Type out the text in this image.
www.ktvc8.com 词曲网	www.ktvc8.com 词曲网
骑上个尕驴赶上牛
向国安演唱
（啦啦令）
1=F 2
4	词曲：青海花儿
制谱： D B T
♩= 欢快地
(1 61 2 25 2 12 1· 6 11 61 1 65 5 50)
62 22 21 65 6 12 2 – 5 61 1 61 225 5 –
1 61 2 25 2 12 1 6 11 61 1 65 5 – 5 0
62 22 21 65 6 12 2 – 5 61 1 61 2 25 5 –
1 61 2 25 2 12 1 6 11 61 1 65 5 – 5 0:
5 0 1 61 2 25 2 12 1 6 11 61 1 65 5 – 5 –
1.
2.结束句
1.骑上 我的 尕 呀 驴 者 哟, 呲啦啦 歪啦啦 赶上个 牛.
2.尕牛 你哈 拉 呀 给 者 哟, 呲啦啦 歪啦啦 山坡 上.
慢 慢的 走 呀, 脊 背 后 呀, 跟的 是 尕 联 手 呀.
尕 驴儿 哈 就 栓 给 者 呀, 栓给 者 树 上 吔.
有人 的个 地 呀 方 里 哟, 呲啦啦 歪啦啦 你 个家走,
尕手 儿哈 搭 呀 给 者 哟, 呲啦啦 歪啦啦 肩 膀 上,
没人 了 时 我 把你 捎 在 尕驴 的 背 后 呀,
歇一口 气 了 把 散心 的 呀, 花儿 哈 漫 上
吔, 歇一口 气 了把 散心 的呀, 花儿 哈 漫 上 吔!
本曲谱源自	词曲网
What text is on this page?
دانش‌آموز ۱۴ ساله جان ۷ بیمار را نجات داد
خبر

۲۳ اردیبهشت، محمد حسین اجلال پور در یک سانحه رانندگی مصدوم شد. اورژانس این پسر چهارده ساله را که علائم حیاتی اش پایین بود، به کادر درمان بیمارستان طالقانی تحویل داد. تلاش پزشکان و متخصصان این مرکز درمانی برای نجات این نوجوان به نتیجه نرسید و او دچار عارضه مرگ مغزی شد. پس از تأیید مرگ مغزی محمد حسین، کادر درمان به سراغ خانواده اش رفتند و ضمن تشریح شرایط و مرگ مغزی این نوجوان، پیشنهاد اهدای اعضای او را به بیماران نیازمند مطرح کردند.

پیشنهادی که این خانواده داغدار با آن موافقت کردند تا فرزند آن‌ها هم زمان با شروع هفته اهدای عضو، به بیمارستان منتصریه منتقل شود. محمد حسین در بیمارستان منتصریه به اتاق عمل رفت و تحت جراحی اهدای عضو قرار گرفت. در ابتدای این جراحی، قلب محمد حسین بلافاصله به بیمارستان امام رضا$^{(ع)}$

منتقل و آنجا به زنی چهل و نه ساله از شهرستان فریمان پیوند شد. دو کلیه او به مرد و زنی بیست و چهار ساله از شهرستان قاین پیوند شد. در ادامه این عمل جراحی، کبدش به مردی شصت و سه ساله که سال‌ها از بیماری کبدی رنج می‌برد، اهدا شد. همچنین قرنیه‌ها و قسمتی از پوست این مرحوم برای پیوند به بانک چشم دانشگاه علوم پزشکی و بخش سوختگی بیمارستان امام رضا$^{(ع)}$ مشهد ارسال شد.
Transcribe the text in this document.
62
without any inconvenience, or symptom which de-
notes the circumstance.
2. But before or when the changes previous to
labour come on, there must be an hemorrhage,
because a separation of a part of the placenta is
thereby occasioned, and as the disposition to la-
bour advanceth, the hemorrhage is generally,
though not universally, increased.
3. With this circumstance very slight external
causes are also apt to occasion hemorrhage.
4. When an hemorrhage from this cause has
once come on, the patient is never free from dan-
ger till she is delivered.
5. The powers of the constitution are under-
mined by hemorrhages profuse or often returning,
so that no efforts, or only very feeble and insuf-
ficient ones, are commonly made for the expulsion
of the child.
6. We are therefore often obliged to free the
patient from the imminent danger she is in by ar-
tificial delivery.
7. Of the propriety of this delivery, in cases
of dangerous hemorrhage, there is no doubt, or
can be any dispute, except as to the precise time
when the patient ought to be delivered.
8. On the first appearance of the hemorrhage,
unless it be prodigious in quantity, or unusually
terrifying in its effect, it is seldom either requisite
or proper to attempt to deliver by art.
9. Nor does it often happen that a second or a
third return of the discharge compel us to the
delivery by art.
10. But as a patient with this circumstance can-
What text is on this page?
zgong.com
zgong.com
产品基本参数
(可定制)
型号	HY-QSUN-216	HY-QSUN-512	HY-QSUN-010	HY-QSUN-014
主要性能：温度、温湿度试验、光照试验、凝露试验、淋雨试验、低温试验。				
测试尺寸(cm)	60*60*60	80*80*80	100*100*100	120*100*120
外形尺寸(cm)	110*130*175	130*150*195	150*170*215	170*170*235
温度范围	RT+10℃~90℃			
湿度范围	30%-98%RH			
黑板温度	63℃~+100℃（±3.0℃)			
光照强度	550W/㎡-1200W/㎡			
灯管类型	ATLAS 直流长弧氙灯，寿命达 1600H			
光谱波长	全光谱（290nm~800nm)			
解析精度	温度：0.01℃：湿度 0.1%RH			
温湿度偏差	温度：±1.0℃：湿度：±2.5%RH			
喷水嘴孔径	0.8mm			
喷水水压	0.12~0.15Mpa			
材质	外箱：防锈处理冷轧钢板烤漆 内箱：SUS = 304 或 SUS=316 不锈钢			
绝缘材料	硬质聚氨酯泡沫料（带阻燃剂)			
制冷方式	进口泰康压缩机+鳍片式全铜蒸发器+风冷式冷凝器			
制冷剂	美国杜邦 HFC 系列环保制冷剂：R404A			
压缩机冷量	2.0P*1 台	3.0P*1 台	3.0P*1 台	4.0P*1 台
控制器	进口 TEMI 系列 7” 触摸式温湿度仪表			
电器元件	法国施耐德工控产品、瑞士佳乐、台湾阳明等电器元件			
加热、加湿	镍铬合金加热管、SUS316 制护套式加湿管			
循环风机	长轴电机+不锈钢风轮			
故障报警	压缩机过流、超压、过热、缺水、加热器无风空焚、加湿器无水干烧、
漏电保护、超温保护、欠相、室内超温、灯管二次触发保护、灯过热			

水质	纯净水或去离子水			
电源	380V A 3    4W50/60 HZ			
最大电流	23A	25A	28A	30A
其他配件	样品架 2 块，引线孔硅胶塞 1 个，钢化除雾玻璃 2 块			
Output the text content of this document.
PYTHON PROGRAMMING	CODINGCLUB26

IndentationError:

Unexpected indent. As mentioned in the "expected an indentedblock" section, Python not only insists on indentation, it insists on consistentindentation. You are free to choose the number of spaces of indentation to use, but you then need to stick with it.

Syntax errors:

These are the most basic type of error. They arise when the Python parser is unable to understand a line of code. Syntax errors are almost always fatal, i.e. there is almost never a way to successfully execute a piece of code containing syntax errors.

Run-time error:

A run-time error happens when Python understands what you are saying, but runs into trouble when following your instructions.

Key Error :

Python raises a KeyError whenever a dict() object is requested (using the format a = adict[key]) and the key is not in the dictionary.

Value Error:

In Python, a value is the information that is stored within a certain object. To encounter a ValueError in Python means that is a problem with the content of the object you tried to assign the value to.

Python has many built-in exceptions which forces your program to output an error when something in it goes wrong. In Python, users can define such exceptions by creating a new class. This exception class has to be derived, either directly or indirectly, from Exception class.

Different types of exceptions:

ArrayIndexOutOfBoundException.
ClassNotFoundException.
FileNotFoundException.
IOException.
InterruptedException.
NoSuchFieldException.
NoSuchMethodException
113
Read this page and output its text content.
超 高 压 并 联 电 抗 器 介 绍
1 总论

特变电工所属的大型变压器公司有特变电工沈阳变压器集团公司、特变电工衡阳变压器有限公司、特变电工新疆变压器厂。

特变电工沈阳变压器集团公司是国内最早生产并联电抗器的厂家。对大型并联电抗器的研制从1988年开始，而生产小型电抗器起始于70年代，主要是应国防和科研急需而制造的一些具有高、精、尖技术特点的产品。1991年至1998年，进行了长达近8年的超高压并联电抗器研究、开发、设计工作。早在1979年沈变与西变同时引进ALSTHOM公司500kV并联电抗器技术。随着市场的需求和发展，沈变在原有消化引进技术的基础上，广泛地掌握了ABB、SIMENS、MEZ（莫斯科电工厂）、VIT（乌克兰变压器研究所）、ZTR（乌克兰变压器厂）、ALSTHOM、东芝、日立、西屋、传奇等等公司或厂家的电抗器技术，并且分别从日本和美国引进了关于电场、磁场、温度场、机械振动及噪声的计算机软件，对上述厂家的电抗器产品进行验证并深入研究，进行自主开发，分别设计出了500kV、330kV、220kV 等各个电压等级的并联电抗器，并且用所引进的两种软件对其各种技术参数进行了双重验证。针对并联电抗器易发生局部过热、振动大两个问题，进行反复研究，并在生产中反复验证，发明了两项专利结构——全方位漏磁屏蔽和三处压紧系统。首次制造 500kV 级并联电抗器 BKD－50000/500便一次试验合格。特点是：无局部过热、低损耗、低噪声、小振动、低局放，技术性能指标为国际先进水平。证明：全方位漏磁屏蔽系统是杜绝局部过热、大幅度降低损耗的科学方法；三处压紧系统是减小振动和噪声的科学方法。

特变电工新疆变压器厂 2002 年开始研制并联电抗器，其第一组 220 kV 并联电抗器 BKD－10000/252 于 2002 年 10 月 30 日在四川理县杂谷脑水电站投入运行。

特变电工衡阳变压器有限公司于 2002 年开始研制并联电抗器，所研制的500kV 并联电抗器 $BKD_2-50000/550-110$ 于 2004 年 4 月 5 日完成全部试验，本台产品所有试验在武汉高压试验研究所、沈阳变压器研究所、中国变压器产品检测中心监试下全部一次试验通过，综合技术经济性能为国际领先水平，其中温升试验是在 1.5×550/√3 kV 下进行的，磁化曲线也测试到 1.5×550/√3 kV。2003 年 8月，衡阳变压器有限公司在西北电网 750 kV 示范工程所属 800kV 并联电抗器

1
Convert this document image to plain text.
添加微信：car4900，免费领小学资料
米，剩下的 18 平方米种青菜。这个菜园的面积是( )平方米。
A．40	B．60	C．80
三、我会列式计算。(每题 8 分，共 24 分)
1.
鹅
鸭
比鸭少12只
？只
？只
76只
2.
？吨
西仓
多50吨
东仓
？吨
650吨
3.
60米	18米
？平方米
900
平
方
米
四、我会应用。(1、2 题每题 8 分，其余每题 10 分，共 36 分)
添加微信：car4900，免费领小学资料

▸ **Short exercise**
Leave out every line before the one containing "Convert this document image to plain text."; set down that line and all remaining lines of the material exactly.

▸ **Response for this exercise**
Convert this document image to plain text.
添加微信：car4900，免费领小学资料
米，剩下的 18 平方米种青菜。这个菜园的面积是( )平方米。
A．40	B．60	C．80
三、我会列式计算。(每题 8 分，共 24 分)
1.
鹅
鸭
比鸭少12只
？只
？只
76只
2.
？吨
西仓
多50吨
东仓
？吨
650吨
3.
60米	18米
？平方米
900
平
方
米
四、我会应用。(1、2 题每题 8 分，其余每题 10 分，共 36 分)
添加微信：car4900，免费领小学资料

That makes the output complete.